__Requirements__
Your task is to repeat the entries underneath exactly, minus the pictures.

# START OF Data for this exercise

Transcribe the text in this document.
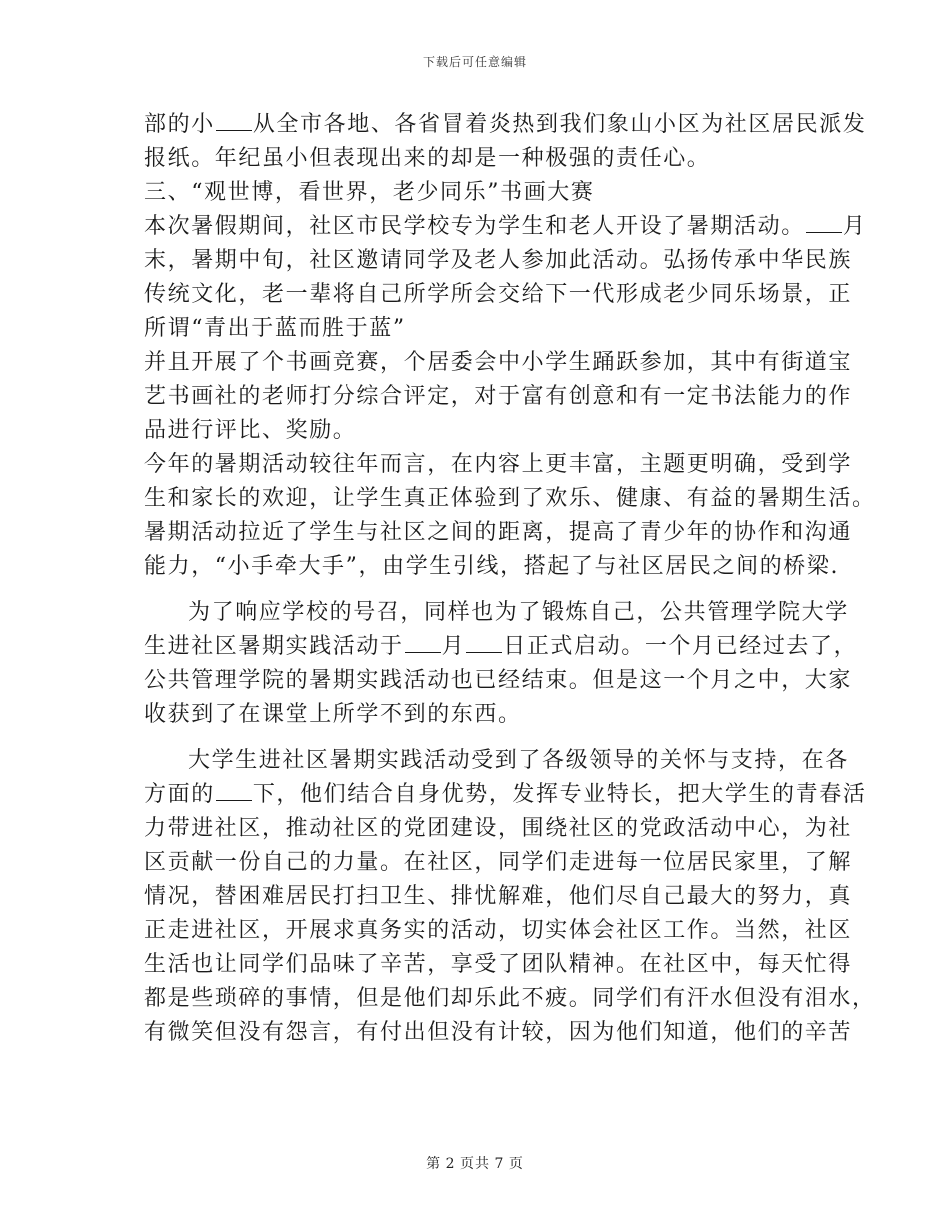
下载后可任意编辑
部的小 从全市各地、各省冒着炎热到我们象山小区为社区居民派发
报纸。年纪虽小但表现出来的却是一种极强的责任心。
三、“观世博，看世界，老少同乐”书画大赛
本次暑假期间，社区市民学校专为学生和老人开设了暑期活动。 月
末，暑期中旬，社区邀请同学及老人参加此活动。弘扬传承中华民族
传统文化，老一辈将自己所学所会交给下一代形成老少同乐场景，正
所谓“青出于蓝而胜于蓝”
并且开展了个书画竞赛，个居委会中小学生踊跃参加，其中有街道宝
艺书画社的老师打分综合评定，对于富有创意和有一定书法能力的作
品进行评比、奖励。
今年的暑期活动较往年而言，在内容上更丰富，主题更明确，受到学
生和家长的欢迎，让学生真正体验到了欢乐、健康、有益的暑期生活。
暑期活动拉近了学生与社区之间的距离，提高了青少年的协作和沟通
能力，“小手牵大手”，由学生引线，搭起了与社区居民之间的桥梁.
为了响应学校的号召，同样也为了锻炼自己，公共管理学院大学
生进社区暑期实践活动于 月 日正式启动。一个月已经过去了，
公共管理学院的暑期实践活动也已经结束。但是这一个月之中，大家
收获到了在课堂上所学不到的东西。
大学生进社区暑期实践活动受到了各级领导的关怀与支持，在各
方面的 下，他们结合自身优势，发挥专业特长，把大学生的青春活
力带进社区，推动社区的党团建设，围绕社区的党政活动中心，为社
区贡献一份自己的力量。在社区，同学们走进每一位居民家里，了解
情况，替困难居民打扫卫生、排忧解难，他们尽自己最大的努力，真
正走进社区，开展求真务实的活动，切实体会社区工作。当然，社区
生活也让同学们品味了辛苦，享受了团队精神。在社区中，每天忙得
都是些琐碎的事情，但是他们却乐此不疲。同学们有汗水但没有泪水，
有微笑但没有怨言，有付出但没有计较，因为他们知道，他们的辛苦
第 2 页共 7 页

# END OF Data for this exercise

__Task result__
Transcribe the text in this document.
下载后可任意编辑
部的小 从全市各地、各省冒着炎热到我们象山小区为社区居民派发
报纸。年纪虽小但表现出来的却是一种极强的责任心。
三、“观世博，看世界，老少同乐”书画大赛
本次暑假期间，社区市民学校专为学生和老人开设了暑期活动。 月
末，暑期中旬，社区邀请同学及老人参加此活动。弘扬传承中华民族
传统文化，老一辈将自己所学所会交给下一代形成老少同乐场景，正
所谓“青出于蓝而胜于蓝”
并且开展了个书画竞赛，个居委会中小学生踊跃参加，其中有街道宝
艺书画社的老师打分综合评定，对于富有创意和有一定书法能力的作
品进行评比、奖励。
今年的暑期活动较往年而言，在内容上更丰富，主题更明确，受到学
生和家长的欢迎，让学生真正体验到了欢乐、健康、有益的暑期生活。
暑期活动拉近了学生与社区之间的距离，提高了青少年的协作和沟通
能力，“小手牵大手”，由学生引线，搭起了与社区居民之间的桥梁.
为了响应学校的号召，同样也为了锻炼自己，公共管理学院大学
生进社区暑期实践活动于 月 日正式启动。一个月已经过去了，
公共管理学院的暑期实践活动也已经结束。但是这一个月之中，大家
收获到了在课堂上所学不到的东西。
大学生进社区暑期实践活动受到了各级领导的关怀与支持，在各
方面的 下，他们结合自身优势，发挥专业特长，把大学生的青春活
力带进社区，推动社区的党团建设，围绕社区的党政活动中心，为社
区贡献一份自己的力量。在社区，同学们走进每一位居民家里，了解
情况，替困难居民打扫卫生、排忧解难，他们尽自己最大的努力，真
正走进社区，开展求真务实的活动，切实体会社区工作。当然，社区
生活也让同学们品味了辛苦，享受了团队精神。在社区中，每天忙得
都是些琐碎的事情，但是他们却乐此不疲。同学们有汗水但没有泪水，
有微笑但没有怨言，有付出但没有计较，因为他们知道，他们的辛苦
第 2 页共 7 页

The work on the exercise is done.